What you need to do - Repeat word for word everything from the line containing "Decode this image" to the end of the listing, first and last lines included, and only that.

Record extracts -
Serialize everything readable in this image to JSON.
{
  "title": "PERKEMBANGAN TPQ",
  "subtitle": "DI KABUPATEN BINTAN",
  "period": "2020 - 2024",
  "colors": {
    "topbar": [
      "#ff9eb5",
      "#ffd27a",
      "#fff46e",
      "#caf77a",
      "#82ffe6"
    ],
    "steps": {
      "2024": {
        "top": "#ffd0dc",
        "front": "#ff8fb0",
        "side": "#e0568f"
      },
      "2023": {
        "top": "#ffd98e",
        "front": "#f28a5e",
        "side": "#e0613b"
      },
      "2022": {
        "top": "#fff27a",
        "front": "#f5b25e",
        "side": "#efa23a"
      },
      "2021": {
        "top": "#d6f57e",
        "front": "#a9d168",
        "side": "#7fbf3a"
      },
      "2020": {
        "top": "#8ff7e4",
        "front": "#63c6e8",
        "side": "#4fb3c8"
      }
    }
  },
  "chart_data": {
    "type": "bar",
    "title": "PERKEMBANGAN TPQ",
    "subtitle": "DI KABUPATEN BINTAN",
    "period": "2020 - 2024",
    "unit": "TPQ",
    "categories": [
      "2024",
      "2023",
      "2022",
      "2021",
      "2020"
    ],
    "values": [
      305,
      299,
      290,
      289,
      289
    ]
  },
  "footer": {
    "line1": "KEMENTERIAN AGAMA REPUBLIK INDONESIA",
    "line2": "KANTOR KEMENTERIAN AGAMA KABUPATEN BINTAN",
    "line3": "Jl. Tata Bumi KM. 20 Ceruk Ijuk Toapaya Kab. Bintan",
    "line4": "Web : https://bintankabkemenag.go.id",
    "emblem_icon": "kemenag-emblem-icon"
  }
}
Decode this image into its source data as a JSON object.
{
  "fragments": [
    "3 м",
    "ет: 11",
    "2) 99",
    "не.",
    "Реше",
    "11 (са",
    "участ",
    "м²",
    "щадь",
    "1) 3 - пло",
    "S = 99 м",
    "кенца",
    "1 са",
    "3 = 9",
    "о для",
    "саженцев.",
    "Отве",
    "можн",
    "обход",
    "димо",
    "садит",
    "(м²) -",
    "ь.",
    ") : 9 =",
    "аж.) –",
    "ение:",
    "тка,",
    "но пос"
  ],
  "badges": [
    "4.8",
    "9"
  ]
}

Full solution -
Decode this image into its source data as a JSON object.
{
  "fragments": [
    "3 м",
    "ет: 11",
    "2) 99",
    "не.",
    "Реше",
    "11 (са",
    "участ",
    "м²",
    "щадь",
    "1) 3 - пло",
    "S = 99 м",
    "кенца",
    "1 са",
    "3 = 9",
    "о для",
    "саженцев.",
    "Отве",
    "можн",
    "обход",
    "димо",
    "садит",
    "(м²) -",
    "ь.",
    ") : 9 =",
    "аж.) –",
    "ение:",
    "тка,",
    "но пос"
  ],
  "badges": [
    "4.8",
    "9"
  ]
}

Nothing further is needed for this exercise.